What is needed
What follows is a set of records; restate each one word for word and drop the pictures.

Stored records
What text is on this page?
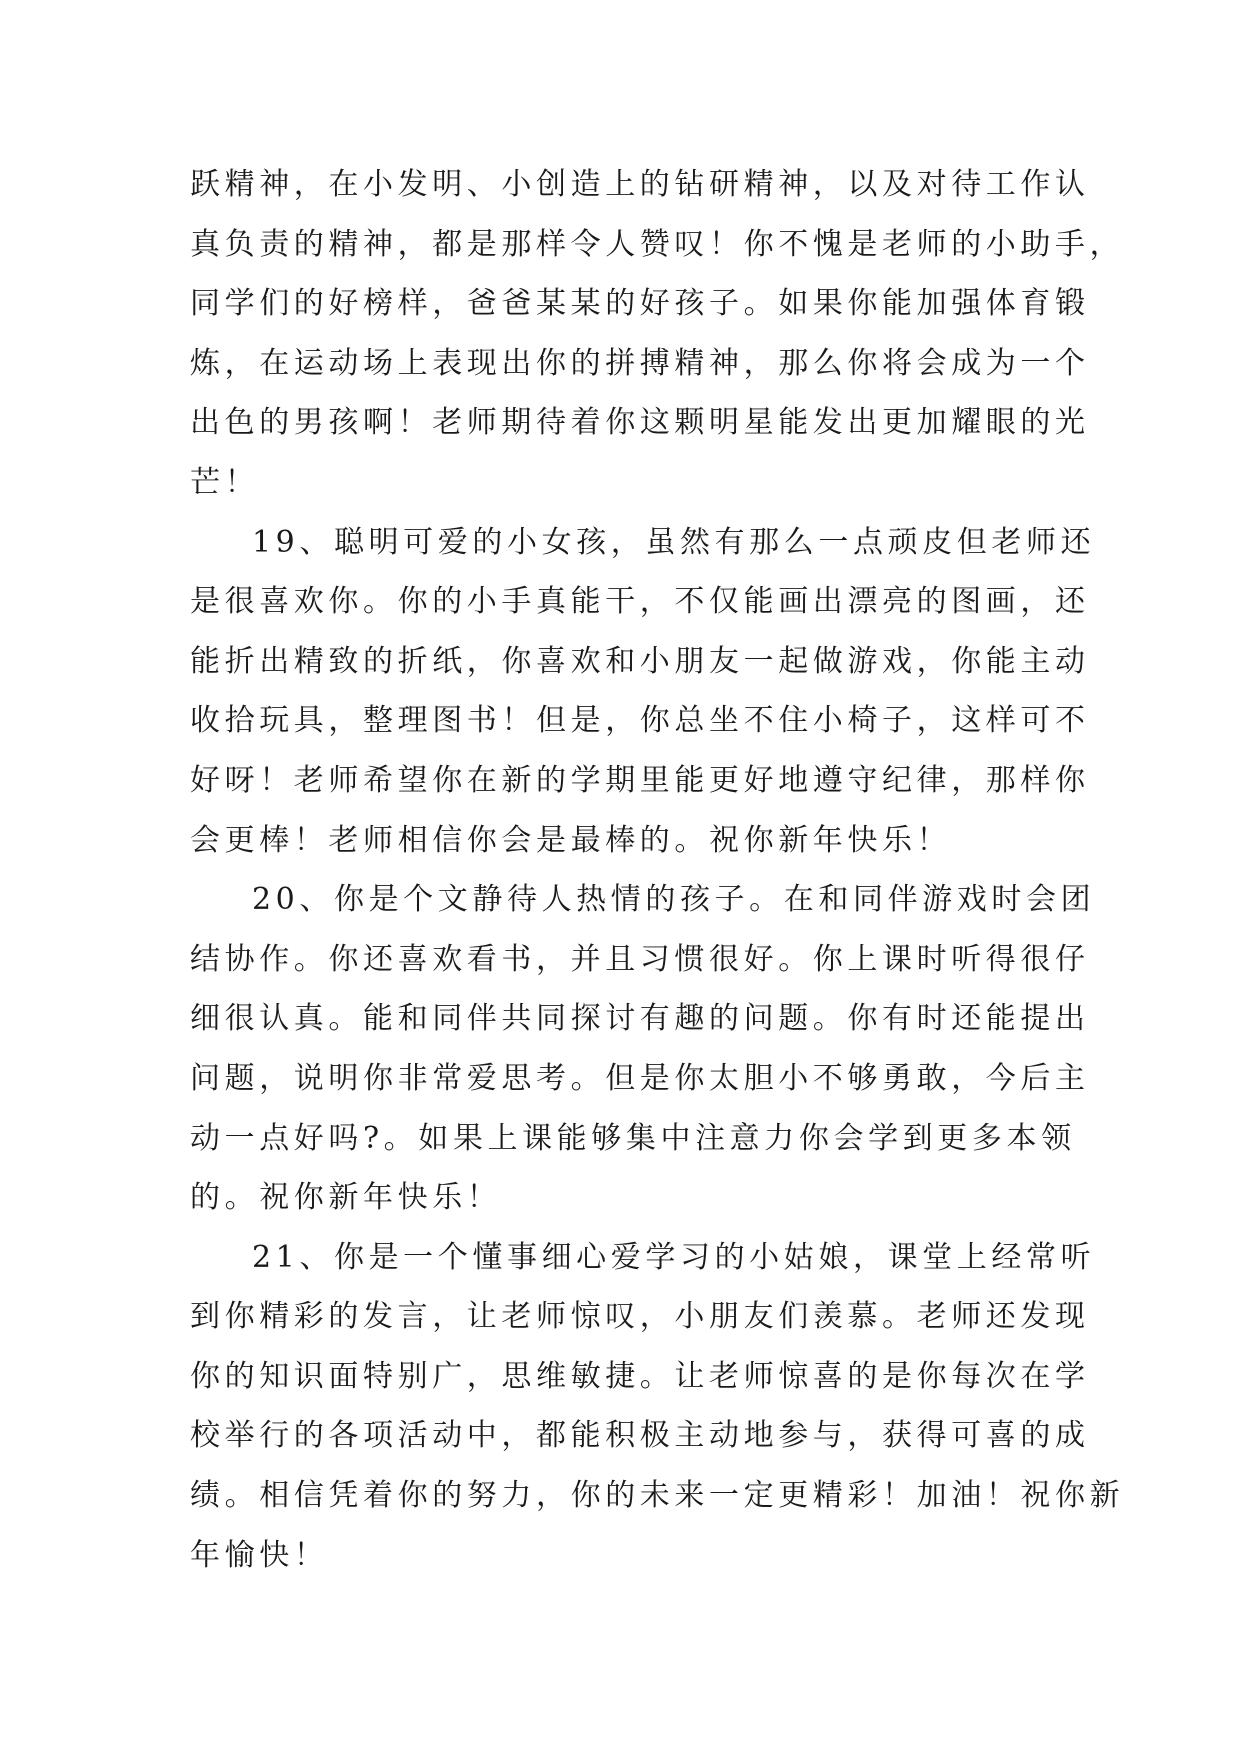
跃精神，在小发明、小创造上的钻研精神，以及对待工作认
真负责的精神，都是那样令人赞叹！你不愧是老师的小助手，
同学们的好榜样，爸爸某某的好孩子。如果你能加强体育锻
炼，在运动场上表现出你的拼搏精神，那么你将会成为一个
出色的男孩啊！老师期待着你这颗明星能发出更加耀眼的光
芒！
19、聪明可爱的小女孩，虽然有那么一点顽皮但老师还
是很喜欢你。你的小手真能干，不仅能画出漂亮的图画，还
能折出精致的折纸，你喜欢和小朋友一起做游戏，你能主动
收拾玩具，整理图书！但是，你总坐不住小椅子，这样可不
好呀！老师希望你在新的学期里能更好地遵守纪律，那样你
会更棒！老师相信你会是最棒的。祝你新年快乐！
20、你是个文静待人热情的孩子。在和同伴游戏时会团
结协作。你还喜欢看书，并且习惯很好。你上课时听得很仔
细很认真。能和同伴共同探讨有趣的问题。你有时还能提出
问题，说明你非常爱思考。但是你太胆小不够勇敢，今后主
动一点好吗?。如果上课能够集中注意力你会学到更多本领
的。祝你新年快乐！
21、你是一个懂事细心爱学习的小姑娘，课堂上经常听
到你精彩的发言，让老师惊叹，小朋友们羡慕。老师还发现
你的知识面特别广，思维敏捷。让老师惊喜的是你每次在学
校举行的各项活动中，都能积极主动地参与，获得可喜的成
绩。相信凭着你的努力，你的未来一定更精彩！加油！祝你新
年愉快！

Task result
What text is on this page?
跃精神，在小发明、小创造上的钻研精神，以及对待工作认
真负责的精神，都是那样令人赞叹！你不愧是老师的小助手，
同学们的好榜样，爸爸某某的好孩子。如果你能加强体育锻
炼，在运动场上表现出你的拼搏精神，那么你将会成为一个
出色的男孩啊！老师期待着你这颗明星能发出更加耀眼的光
芒！
19、聪明可爱的小女孩，虽然有那么一点顽皮但老师还
是很喜欢你。你的小手真能干，不仅能画出漂亮的图画，还
能折出精致的折纸，你喜欢和小朋友一起做游戏，你能主动
收拾玩具，整理图书！但是，你总坐不住小椅子，这样可不
好呀！老师希望你在新的学期里能更好地遵守纪律，那样你
会更棒！老师相信你会是最棒的。祝你新年快乐！
20、你是个文静待人热情的孩子。在和同伴游戏时会团
结协作。你还喜欢看书，并且习惯很好。你上课时听得很仔
细很认真。能和同伴共同探讨有趣的问题。你有时还能提出
问题，说明你非常爱思考。但是你太胆小不够勇敢，今后主
动一点好吗?。如果上课能够集中注意力你会学到更多本领
的。祝你新年快乐！
21、你是一个懂事细心爱学习的小姑娘，课堂上经常听
到你精彩的发言，让老师惊叹，小朋友们羡慕。老师还发现
你的知识面特别广，思维敏捷。让老师惊喜的是你每次在学
校举行的各项活动中，都能积极主动地参与，获得可喜的成
绩。相信凭着你的努力，你的未来一定更精彩！加油！祝你新
年愉快！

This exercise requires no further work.